■ Exercise aim
Copy each of the records below exactly, line for line, but leave out the pictures.

==*==

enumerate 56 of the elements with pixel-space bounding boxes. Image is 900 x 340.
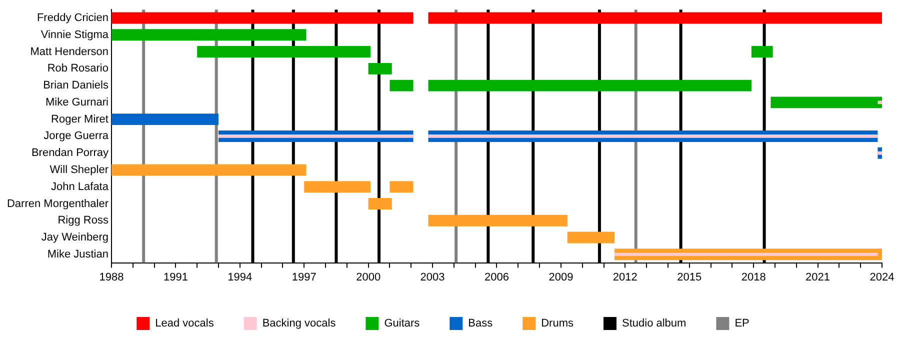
x-tick-label: 1997: [292, 271, 316, 284]
bar: [111, 29, 306, 41]
bar: [428, 80, 752, 92]
y-tick-label: Mike Gurnari: [46, 96, 108, 108]
bar: [770, 96, 882, 108]
bar: [197, 46, 370, 58]
y-tick-label: Brian Daniels: [43, 80, 109, 92]
bar: [368, 198, 392, 210]
bar: [304, 181, 370, 193]
legend-label: Bass: [468, 318, 494, 330]
y-tick-label: Will Shepler: [50, 164, 109, 176]
legend-label: EP: [734, 318, 750, 330]
bar: [368, 62, 392, 74]
y-tick-label: Vinnie Stigma: [40, 28, 110, 41]
bar: [567, 232, 614, 244]
legend-label: Lead vocals: [155, 318, 214, 330]
bar: [878, 100, 882, 104]
bar: [111, 164, 306, 176]
bar: [218, 134, 414, 138]
y-tick-label: Darren Morgenthaler: [6, 198, 109, 210]
x-tick-label: 2009: [548, 271, 574, 284]
bar: [428, 12, 882, 24]
x-tick-label: 2003: [420, 271, 445, 284]
bar: [878, 151, 882, 155]
bar: [614, 252, 878, 256]
y-tick-label: Rigg Ross: [58, 214, 109, 227]
x-tick-label: 2012: [612, 271, 638, 284]
legend-label: Studio album: [622, 318, 686, 330]
bar: [390, 80, 414, 92]
y-tick-label: Rob Rosario: [47, 62, 108, 75]
bar: [751, 46, 773, 58]
x-tick-label: 1994: [228, 271, 252, 284]
bar: [111, 12, 414, 24]
bar: [428, 214, 568, 226]
x-tick-label: 2006: [484, 271, 509, 284]
y-tick-label: Brendan Porray: [31, 147, 109, 160]
legend-label: Guitars: [384, 318, 420, 330]
y-tick-label: Matt Henderson: [30, 46, 108, 58]
x-tick-label: 1988: [99, 271, 124, 284]
x-tick-label: 2000: [356, 271, 381, 284]
bar: [111, 114, 219, 126]
x-tick-label: 2015: [677, 271, 702, 284]
y-tick-label: Freddy Cricien: [36, 12, 108, 24]
y-tick-label: Mike Justian: [47, 248, 108, 260]
bar: [390, 181, 414, 193]
x-tick-label: 2018: [741, 271, 766, 284]
x-tick-label: 2024: [870, 271, 894, 284]
bar: [428, 134, 878, 138]
y-tick-label: Roger Miret: [51, 113, 108, 126]
y-tick-label: Jay Weinberg: [41, 232, 108, 244]
y-tick-label: John Lafata: [50, 180, 110, 193]
x-tick-label: 2021: [806, 271, 830, 284]
legend-label: Backing vocals: [262, 318, 336, 330]
x-tick-label: 1991: [163, 271, 188, 284]
y-tick-label: Jorge Guerra: [44, 130, 110, 142]
legend-label: Drums: [541, 318, 574, 330]
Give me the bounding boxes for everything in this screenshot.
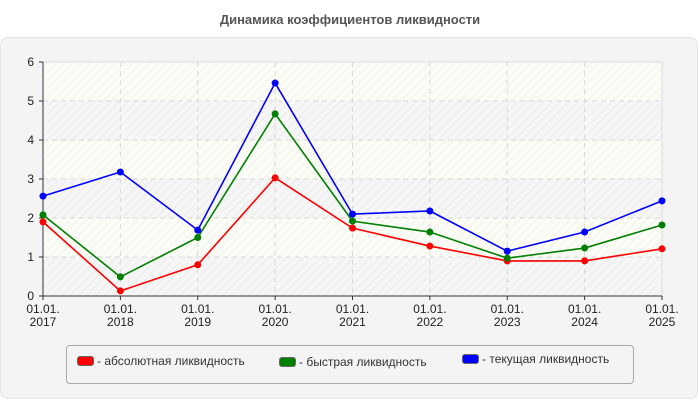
x-tick-label: 01.01.	[336, 302, 369, 316]
data-point[interactable]	[39, 192, 47, 200]
x-tick-label: 2023	[494, 315, 521, 329]
data-point[interactable]	[581, 228, 589, 236]
y-tick-label: 3	[27, 172, 34, 186]
data-point[interactable]	[503, 247, 511, 255]
data-point[interactable]	[271, 174, 279, 182]
x-tick-label: 2024	[571, 315, 598, 329]
data-point[interactable]	[349, 210, 356, 218]
data-point[interactable]	[194, 234, 202, 241]
line-chart: 012345601.01.201701.01.201801.01.201901.…	[26, 55, 678, 329]
x-tick-label: 01.01.	[568, 302, 601, 316]
y-tick-label: 2	[27, 211, 34, 225]
x-tick-label: 01.01.	[491, 302, 524, 316]
data-point[interactable]	[116, 168, 124, 176]
series-lines	[39, 79, 666, 295]
x-tick-label: 01.01.	[645, 302, 678, 316]
x-tick-label: 2020	[262, 315, 289, 329]
data-point[interactable]	[39, 218, 47, 226]
legend: - абсолютная ликвидность - быстрая ликви…	[66, 345, 634, 384]
legend-item-current: - текущая ликвидность	[462, 352, 609, 366]
y-tick-label: 5	[27, 94, 34, 108]
x-tick-label: 2022	[417, 315, 444, 329]
x-tick-label: 01.01.	[413, 302, 446, 316]
data-point[interactable]	[116, 287, 124, 295]
axes: 012345601.01.201701.01.201801.01.201901.…	[26, 55, 678, 329]
y-tick-label: 1	[27, 250, 34, 264]
legend-label: - абсолютная ликвидность	[97, 354, 245, 368]
legend-swatch-green	[279, 357, 296, 367]
data-point[interactable]	[271, 110, 279, 118]
data-point[interactable]	[349, 224, 356, 232]
data-point[interactable]	[426, 242, 434, 250]
data-point[interactable]	[116, 273, 124, 281]
legend-swatch-red	[77, 356, 94, 366]
data-point[interactable]	[39, 211, 47, 219]
data-point[interactable]	[658, 221, 666, 229]
data-point[interactable]	[581, 244, 589, 252]
x-tick-label: 01.01.	[181, 302, 214, 316]
legend-swatch-blue	[462, 354, 479, 364]
legend-item-absolute: - абсолютная ликвидность	[77, 354, 245, 368]
legend-label: - текущая ликвидность	[482, 352, 610, 366]
data-point[interactable]	[349, 217, 356, 225]
data-point[interactable]	[426, 228, 434, 236]
x-tick-label: 2019	[184, 315, 211, 329]
legend-item-quick: - быстрая ликвидность	[279, 355, 427, 369]
x-tick-label: 01.01.	[258, 302, 291, 316]
data-point[interactable]	[581, 257, 589, 265]
legend-label: - быстрая ликвидность	[299, 355, 427, 369]
y-tick-label: 6	[27, 55, 34, 69]
data-point[interactable]	[426, 207, 434, 215]
data-point[interactable]	[658, 197, 666, 205]
data-point[interactable]	[194, 261, 202, 269]
x-tick-label: 01.01.	[104, 302, 137, 316]
x-tick-label: 2021	[339, 315, 366, 329]
y-tick-label: 4	[27, 133, 34, 147]
data-point[interactable]	[658, 245, 666, 253]
x-tick-label: 01.01.	[26, 302, 59, 316]
data-point[interactable]	[271, 79, 279, 87]
x-tick-label: 2017	[30, 315, 57, 329]
data-point[interactable]	[503, 254, 511, 262]
chart-title: Динамика коэффициентов ликвидности	[219, 12, 481, 27]
x-tick-label: 2025	[649, 315, 676, 329]
x-tick-label: 2018	[107, 315, 134, 329]
y-tick-label: 0	[27, 289, 34, 303]
data-point[interactable]	[194, 226, 202, 234]
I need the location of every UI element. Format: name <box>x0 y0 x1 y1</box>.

==*==

■ Finished exercise
enumerate 56 of the elements with pixel-space bounding boxes. Image is 900 x 340.
x-tick-label: 1997: [292, 271, 316, 284]
bar: [111, 29, 306, 41]
bar: [428, 80, 752, 92]
y-tick-label: Mike Gurnari: [46, 96, 108, 108]
bar: [770, 96, 882, 108]
bar: [197, 46, 370, 58]
y-tick-label: Brian Daniels: [43, 80, 109, 92]
bar: [368, 198, 392, 210]
bar: [304, 181, 370, 193]
legend-label: Bass: [468, 318, 494, 330]
y-tick-label: Will Shepler: [50, 164, 109, 176]
legend-label: EP: [734, 318, 750, 330]
bar: [368, 62, 392, 74]
y-tick-label: Vinnie Stigma: [40, 28, 110, 41]
bar: [567, 232, 614, 244]
legend-label: Lead vocals: [155, 318, 214, 330]
bar: [878, 100, 882, 104]
bar: [111, 164, 306, 176]
bar: [218, 134, 414, 138]
y-tick-label: Darren Morgenthaler: [6, 198, 109, 210]
x-tick-label: 2009: [548, 271, 574, 284]
bar: [428, 12, 882, 24]
x-tick-label: 2003: [420, 271, 445, 284]
bar: [878, 151, 882, 155]
bar: [614, 252, 878, 256]
y-tick-label: Rigg Ross: [58, 214, 109, 227]
x-tick-label: 2012: [612, 271, 638, 284]
legend-label: Studio album: [622, 318, 686, 330]
bar: [390, 80, 414, 92]
y-tick-label: Rob Rosario: [47, 62, 108, 75]
bar: [751, 46, 773, 58]
x-tick-label: 1994: [228, 271, 252, 284]
bar: [111, 12, 414, 24]
bar: [428, 214, 568, 226]
x-tick-label: 2006: [484, 271, 509, 284]
y-tick-label: Brendan Porray: [31, 147, 109, 160]
legend-label: Guitars: [384, 318, 420, 330]
y-tick-label: Matt Henderson: [30, 46, 108, 58]
x-tick-label: 1988: [99, 271, 124, 284]
x-tick-label: 2000: [356, 271, 381, 284]
bar: [111, 114, 219, 126]
x-tick-label: 2015: [677, 271, 702, 284]
y-tick-label: Freddy Cricien: [36, 12, 108, 24]
y-tick-label: Mike Justian: [47, 248, 108, 260]
bar: [390, 181, 414, 193]
x-tick-label: 2018: [741, 271, 766, 284]
x-tick-label: 2024: [870, 271, 894, 284]
bar: [428, 134, 878, 138]
y-tick-label: Roger Miret: [51, 113, 108, 126]
y-tick-label: Jay Weinberg: [41, 232, 108, 244]
y-tick-label: John Lafata: [50, 180, 110, 193]
x-tick-label: 2021: [806, 271, 830, 284]
legend-label: Backing vocals: [262, 318, 336, 330]
x-tick-label: 1991: [163, 271, 188, 284]
y-tick-label: Jorge Guerra: [44, 130, 110, 142]
legend-label: Drums: [541, 318, 574, 330]
Give me the bounding boxes for everything in this screenshot.
x-tick-label: 01.01.	[336, 302, 369, 316]
data-point[interactable]	[39, 192, 47, 200]
x-tick-label: 2023	[494, 315, 521, 329]
data-point[interactable]	[581, 228, 589, 236]
y-tick-label: 3	[27, 172, 34, 186]
data-point[interactable]	[503, 247, 511, 255]
data-point[interactable]	[271, 174, 279, 182]
x-tick-label: 2024	[571, 315, 598, 329]
data-point[interactable]	[349, 210, 356, 218]
data-point[interactable]	[194, 234, 202, 241]
line-chart: 012345601.01.201701.01.201801.01.201901.…	[26, 55, 678, 329]
x-tick-label: 01.01.	[568, 302, 601, 316]
y-tick-label: 2	[27, 211, 34, 225]
x-tick-label: 01.01.	[491, 302, 524, 316]
data-point[interactable]	[116, 168, 124, 176]
series-lines	[39, 79, 666, 295]
x-tick-label: 01.01.	[645, 302, 678, 316]
x-tick-label: 2020	[262, 315, 289, 329]
data-point[interactable]	[39, 218, 47, 226]
legend: - абсолютная ликвидность - быстрая ликви…	[66, 345, 634, 384]
legend-item-current: - текущая ликвидность	[462, 352, 609, 366]
y-tick-label: 5	[27, 94, 34, 108]
x-tick-label: 2022	[417, 315, 444, 329]
x-tick-label: 01.01.	[413, 302, 446, 316]
data-point[interactable]	[116, 287, 124, 295]
axes: 012345601.01.201701.01.201801.01.201901.…	[26, 55, 678, 329]
y-tick-label: 1	[27, 250, 34, 264]
legend-label: - абсолютная ликвидность	[97, 354, 245, 368]
legend-swatch-green	[279, 357, 296, 367]
data-point[interactable]	[271, 110, 279, 118]
data-point[interactable]	[349, 224, 356, 232]
data-point[interactable]	[426, 242, 434, 250]
data-point[interactable]	[116, 273, 124, 281]
legend-swatch-red	[77, 356, 94, 366]
data-point[interactable]	[39, 211, 47, 219]
data-point[interactable]	[658, 221, 666, 229]
data-point[interactable]	[581, 244, 589, 252]
x-tick-label: 01.01.	[181, 302, 214, 316]
legend-swatch-blue	[462, 354, 479, 364]
legend-item-absolute: - абсолютная ликвидность	[77, 354, 245, 368]
legend-label: - текущая ликвидность	[482, 352, 610, 366]
data-point[interactable]	[349, 217, 356, 225]
data-point[interactable]	[426, 228, 434, 236]
x-tick-label: 2019	[184, 315, 211, 329]
legend-item-quick: - быстрая ликвидность	[279, 355, 427, 369]
x-tick-label: 01.01.	[258, 302, 291, 316]
data-point[interactable]	[581, 257, 589, 265]
legend-label: - быстрая ликвидность	[299, 355, 427, 369]
y-tick-label: 6	[27, 55, 34, 69]
data-point[interactable]	[426, 207, 434, 215]
data-point[interactable]	[658, 197, 666, 205]
data-point[interactable]	[194, 261, 202, 269]
x-tick-label: 01.01.	[104, 302, 137, 316]
x-tick-label: 2021	[339, 315, 366, 329]
y-tick-label: 4	[27, 133, 34, 147]
data-point[interactable]	[658, 245, 666, 253]
x-tick-label: 01.01.	[26, 302, 59, 316]
data-point[interactable]	[271, 79, 279, 87]
x-tick-label: 2017	[30, 315, 57, 329]
data-point[interactable]	[503, 254, 511, 262]
chart-title: Динамика коэффициентов ликвидности	[219, 12, 481, 27]
x-tick-label: 2025	[649, 315, 676, 329]
x-tick-label: 2018	[107, 315, 134, 329]
y-tick-label: 0	[27, 289, 34, 303]
data-point[interactable]	[194, 226, 202, 234]
I need the location of every UI element. Format: name <box>x0 y0 x1 y1</box>.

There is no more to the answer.